### Listing
====
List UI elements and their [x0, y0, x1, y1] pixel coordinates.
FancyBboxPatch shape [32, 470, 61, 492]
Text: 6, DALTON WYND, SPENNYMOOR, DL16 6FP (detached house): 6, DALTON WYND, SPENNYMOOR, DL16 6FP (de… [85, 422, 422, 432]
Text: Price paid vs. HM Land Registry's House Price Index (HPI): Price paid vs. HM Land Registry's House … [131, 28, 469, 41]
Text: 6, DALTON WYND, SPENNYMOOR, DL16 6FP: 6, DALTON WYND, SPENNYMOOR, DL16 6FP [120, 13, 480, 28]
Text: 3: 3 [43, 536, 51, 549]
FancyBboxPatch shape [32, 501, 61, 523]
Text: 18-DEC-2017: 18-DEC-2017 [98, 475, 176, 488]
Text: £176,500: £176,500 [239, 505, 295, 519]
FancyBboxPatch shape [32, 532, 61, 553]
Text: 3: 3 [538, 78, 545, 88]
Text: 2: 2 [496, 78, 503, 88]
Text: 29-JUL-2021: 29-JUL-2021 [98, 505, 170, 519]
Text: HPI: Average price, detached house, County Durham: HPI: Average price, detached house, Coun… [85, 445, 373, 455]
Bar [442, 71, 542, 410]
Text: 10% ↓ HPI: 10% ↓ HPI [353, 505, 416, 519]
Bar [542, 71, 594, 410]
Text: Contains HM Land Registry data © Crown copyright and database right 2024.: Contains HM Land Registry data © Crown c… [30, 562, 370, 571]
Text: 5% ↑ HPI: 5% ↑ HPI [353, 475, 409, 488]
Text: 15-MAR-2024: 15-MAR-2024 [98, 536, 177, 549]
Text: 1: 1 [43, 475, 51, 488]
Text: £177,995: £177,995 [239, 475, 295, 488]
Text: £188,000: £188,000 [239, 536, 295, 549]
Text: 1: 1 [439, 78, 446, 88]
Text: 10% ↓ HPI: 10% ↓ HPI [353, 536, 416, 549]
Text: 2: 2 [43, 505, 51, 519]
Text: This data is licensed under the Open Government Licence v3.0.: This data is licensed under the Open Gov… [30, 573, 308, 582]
====
### Directions
Write out every line of the records above without changing anything.

### Exercise solution
List UI elements and their [x0, y0, x1, y1] pixel coordinates.
FancyBboxPatch shape [32, 470, 61, 492]
Text: 6, DALTON WYND, SPENNYMOOR, DL16 6FP (detached house): 6, DALTON WYND, SPENNYMOOR, DL16 6FP (de… [85, 422, 422, 432]
Text: Price paid vs. HM Land Registry's House Price Index (HPI): Price paid vs. HM Land Registry's House … [131, 28, 469, 41]
Text: 6, DALTON WYND, SPENNYMOOR, DL16 6FP: 6, DALTON WYND, SPENNYMOOR, DL16 6FP [120, 13, 480, 28]
Text: 3: 3 [43, 536, 51, 549]
FancyBboxPatch shape [32, 501, 61, 523]
Text: 18-DEC-2017: 18-DEC-2017 [98, 475, 176, 488]
Text: £176,500: £176,500 [239, 505, 295, 519]
FancyBboxPatch shape [32, 532, 61, 553]
Text: 3: 3 [538, 78, 545, 88]
Text: 2: 2 [496, 78, 503, 88]
Text: 29-JUL-2021: 29-JUL-2021 [98, 505, 170, 519]
Text: HPI: Average price, detached house, County Durham: HPI: Average price, detached house, Coun… [85, 445, 373, 455]
Bar [442, 71, 542, 410]
Text: 10% ↓ HPI: 10% ↓ HPI [353, 505, 416, 519]
Bar [542, 71, 594, 410]
Text: Contains HM Land Registry data © Crown copyright and database right 2024.: Contains HM Land Registry data © Crown c… [30, 562, 370, 571]
Text: 5% ↑ HPI: 5% ↑ HPI [353, 475, 409, 488]
Text: 15-MAR-2024: 15-MAR-2024 [98, 536, 177, 549]
Text: 1: 1 [43, 475, 51, 488]
Text: £177,995: £177,995 [239, 475, 295, 488]
Text: £188,000: £188,000 [239, 536, 295, 549]
Text: 1: 1 [439, 78, 446, 88]
Text: 10% ↓ HPI: 10% ↓ HPI [353, 536, 416, 549]
Text: 2: 2 [43, 505, 51, 519]
Text: This data is licensed under the Open Government Licence v3.0.: This data is licensed under the Open Gov… [30, 573, 308, 582]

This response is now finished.